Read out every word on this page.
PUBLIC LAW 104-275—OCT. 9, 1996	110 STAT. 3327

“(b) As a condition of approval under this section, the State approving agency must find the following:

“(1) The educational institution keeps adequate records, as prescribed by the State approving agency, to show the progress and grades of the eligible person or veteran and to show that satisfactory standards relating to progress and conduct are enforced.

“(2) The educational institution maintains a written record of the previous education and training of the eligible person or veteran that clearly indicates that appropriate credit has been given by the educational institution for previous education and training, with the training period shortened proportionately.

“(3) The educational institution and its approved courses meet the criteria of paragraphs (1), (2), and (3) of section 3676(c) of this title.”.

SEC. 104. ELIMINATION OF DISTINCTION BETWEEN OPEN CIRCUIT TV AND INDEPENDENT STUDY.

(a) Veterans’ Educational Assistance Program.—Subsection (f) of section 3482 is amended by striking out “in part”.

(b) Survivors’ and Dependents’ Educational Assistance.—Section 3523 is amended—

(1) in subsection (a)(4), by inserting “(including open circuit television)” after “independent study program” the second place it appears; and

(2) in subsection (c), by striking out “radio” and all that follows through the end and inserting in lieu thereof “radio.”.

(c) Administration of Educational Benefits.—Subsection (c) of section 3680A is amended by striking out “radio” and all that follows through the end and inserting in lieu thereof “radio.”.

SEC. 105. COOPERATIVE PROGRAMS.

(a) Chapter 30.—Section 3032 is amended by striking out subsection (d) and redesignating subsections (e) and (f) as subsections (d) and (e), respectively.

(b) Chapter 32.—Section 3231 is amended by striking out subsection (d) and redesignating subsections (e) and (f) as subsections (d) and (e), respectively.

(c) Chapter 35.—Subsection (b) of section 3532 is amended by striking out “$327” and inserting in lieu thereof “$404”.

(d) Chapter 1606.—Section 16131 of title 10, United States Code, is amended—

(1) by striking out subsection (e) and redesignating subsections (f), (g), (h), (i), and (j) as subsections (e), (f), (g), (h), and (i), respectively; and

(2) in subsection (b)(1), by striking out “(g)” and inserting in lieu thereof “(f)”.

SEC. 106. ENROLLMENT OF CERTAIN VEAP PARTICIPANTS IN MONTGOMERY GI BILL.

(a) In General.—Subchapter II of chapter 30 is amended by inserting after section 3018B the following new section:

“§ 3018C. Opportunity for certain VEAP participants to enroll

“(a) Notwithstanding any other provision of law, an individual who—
****************************************
→ **THE REQUEST**:
Print out every entry, keeping each one exact.

→ **PROBLEM SOLUTION**:
Read out every word on this page.
PUBLIC LAW 104-275—OCT. 9, 1996	110 STAT. 3327

“(b) As a condition of approval under this section, the State approving agency must find the following:

“(1) The educational institution keeps adequate records, as prescribed by the State approving agency, to show the progress and grades of the eligible person or veteran and to show that satisfactory standards relating to progress and conduct are enforced.

“(2) The educational institution maintains a written record of the previous education and training of the eligible person or veteran that clearly indicates that appropriate credit has been given by the educational institution for previous education and training, with the training period shortened proportionately.

“(3) The educational institution and its approved courses meet the criteria of paragraphs (1), (2), and (3) of section 3676(c) of this title.”.

SEC. 104. ELIMINATION OF DISTINCTION BETWEEN OPEN CIRCUIT TV AND INDEPENDENT STUDY.

(a) Veterans’ Educational Assistance Program.—Subsection (f) of section 3482 is amended by striking out “in part”.

(b) Survivors’ and Dependents’ Educational Assistance.—Section 3523 is amended—

(1) in subsection (a)(4), by inserting “(including open circuit television)” after “independent study program” the second place it appears; and

(2) in subsection (c), by striking out “radio” and all that follows through the end and inserting in lieu thereof “radio.”.

(c) Administration of Educational Benefits.—Subsection (c) of section 3680A is amended by striking out “radio” and all that follows through the end and inserting in lieu thereof “radio.”.

SEC. 105. COOPERATIVE PROGRAMS.

(a) Chapter 30.—Section 3032 is amended by striking out subsection (d) and redesignating subsections (e) and (f) as subsections (d) and (e), respectively.

(b) Chapter 32.—Section 3231 is amended by striking out subsection (d) and redesignating subsections (e) and (f) as subsections (d) and (e), respectively.

(c) Chapter 35.—Subsection (b) of section 3532 is amended by striking out “$327” and inserting in lieu thereof “$404”.

(d) Chapter 1606.—Section 16131 of title 10, United States Code, is amended—

(1) by striking out subsection (e) and redesignating subsections (f), (g), (h), (i), and (j) as subsections (e), (f), (g), (h), and (i), respectively; and

(2) in subsection (b)(1), by striking out “(g)” and inserting in lieu thereof “(f)”.

SEC. 106. ENROLLMENT OF CERTAIN VEAP PARTICIPANTS IN MONTGOMERY GI BILL.

(a) In General.—Subchapter II of chapter 30 is amended by inserting after section 3018B the following new section:

“§ 3018C. Opportunity for certain VEAP participants to enroll

“(a) Notwithstanding any other provision of law, an individual who—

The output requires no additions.